Richiesta 1: Trascrivi dal testo sui sacerdoti e le persone handicappate il passo da "Al contrario, esse" a "stati molto entusiasmanti.".

Testo fornito:
═══
Ho in mano una lettera che mi ha fatto riflettere. Eccone qualche passo: « Fra i ricordi luminosi di questa manifestazione così impressionante, ricordo un fatto che mi ha particolarmente colpito: la gioia che emanava e si comunicava da parte di centinaia di sacerdoti che, con i giovani, circondavano le persone handicappate e i loro genitori… Mi sono poi chiesto come mai, di fronte a tanta miseria, fatica e difficoltà d’ogni genere, i sacerdoti fossero così profondamente sereni. Davano letteralmente l’impressione di camminare sulle acque, trasportati da una gioia indicibile… ». Perché? Forse perché i sacerdoti amano la miseria o la sofferenza?

Al contrario, esse sono un male. Quando si conoscono le persone handicappate mentali, quello che ci meraviglia come sacerdoti, non è la sofferenza ma il loro modo di accoglierci. È un segno caratteristico in molti di loro: « Ciao, come ti chiami? ». La gioia di incontrarci non per ciò che facciamo ma per quello che siamo: un prete, Francesco o Pietro.

Per quasi vent’anni, molti sacerdoti hanno avuto difficoltà a stabilire il loro ruolo, la loro identità. Sono diventati competenti in molti settori cercando così di trovare il loro posto e di dimostrare che sono utili. Nello stesso tempo, hanno dovuto rinnovare la liturgia e inventare nuovi modi di esprimersi. I risultati non sono stati molto entusiasmanti.
═══
Richiesta 2: Mostra ogni riga delle voci in cui compare la stringa "number", tenendo conto di maiuscole e minuscole.
═══
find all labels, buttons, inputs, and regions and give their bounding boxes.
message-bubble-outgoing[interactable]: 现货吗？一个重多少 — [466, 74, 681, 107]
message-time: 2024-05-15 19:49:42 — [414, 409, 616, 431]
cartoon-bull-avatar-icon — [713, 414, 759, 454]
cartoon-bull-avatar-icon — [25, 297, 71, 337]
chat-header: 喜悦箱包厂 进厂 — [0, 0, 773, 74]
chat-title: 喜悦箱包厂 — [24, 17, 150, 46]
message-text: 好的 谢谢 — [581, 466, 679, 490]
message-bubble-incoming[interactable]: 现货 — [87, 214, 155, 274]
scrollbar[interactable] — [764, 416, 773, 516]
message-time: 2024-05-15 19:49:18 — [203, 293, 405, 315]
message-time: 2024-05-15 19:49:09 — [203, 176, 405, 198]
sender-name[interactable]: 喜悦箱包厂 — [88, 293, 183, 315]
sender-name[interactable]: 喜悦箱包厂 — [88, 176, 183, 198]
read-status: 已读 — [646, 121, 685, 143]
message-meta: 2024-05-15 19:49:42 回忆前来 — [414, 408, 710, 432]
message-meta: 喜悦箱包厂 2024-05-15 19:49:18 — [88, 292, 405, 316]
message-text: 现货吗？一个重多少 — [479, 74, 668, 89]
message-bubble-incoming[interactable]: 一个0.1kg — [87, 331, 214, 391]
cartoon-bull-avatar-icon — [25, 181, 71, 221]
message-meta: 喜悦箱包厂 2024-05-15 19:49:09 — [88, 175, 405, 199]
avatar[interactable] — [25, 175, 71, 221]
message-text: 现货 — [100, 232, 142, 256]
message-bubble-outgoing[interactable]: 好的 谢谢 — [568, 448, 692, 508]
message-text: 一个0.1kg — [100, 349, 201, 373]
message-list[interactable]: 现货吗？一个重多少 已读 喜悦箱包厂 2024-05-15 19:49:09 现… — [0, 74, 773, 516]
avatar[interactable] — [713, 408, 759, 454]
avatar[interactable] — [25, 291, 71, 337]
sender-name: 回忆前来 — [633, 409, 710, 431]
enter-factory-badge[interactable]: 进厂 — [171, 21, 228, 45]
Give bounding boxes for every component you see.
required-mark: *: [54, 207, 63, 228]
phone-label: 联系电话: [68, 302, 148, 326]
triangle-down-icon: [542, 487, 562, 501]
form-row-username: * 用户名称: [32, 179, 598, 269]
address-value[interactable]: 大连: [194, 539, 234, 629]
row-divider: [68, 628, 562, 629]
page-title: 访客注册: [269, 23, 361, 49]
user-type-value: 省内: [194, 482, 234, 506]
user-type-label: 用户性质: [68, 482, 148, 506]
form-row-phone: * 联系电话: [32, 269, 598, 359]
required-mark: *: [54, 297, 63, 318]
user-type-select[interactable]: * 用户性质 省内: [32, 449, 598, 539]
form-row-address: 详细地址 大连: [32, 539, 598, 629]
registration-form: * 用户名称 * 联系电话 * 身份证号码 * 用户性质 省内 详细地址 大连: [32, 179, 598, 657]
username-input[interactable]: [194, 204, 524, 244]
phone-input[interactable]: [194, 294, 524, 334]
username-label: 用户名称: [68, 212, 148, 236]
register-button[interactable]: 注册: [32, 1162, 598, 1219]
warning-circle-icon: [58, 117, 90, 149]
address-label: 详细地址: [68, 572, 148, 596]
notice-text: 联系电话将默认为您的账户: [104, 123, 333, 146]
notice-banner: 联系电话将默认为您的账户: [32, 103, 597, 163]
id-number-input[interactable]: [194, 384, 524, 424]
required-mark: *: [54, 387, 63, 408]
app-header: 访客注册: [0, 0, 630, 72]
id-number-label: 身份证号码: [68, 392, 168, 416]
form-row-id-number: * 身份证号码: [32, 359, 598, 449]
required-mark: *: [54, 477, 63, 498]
═══
Soluzione 1:
Al contrario, esse sono un male. Quando si conoscono le persone handicappate mentali, quello che ci meraviglia come sacerdoti, non è la sofferenza ma il loro modo di accoglierci. È un segno caratteristico in molti di loro: « Ciao, come ti chiami? ». La gioia di incontrarci non per ciò che facciamo ma per quello che siamo: un prete, Francesco o Pietro.

Per quasi vent’anni, molti sacerdoti hanno avuto difficoltà a stabilire il loro ruolo, la loro identità. Sono diventati competenti in molti settori cercando così di trovare il loro posto e di dimostrare che sono utili. Nello stesso tempo, hanno dovuto rinnovare la liturgia e inventare nuovi modi di esprimersi. I risultati non sono stati molto entusiasmanti.

Soluzione 2:
id-number-input[interactable]: [194, 384, 524, 424]
id-number-label: 身份证号码: [68, 392, 168, 416]
form-row-id-number: * 身份证号码: [32, 359, 598, 449]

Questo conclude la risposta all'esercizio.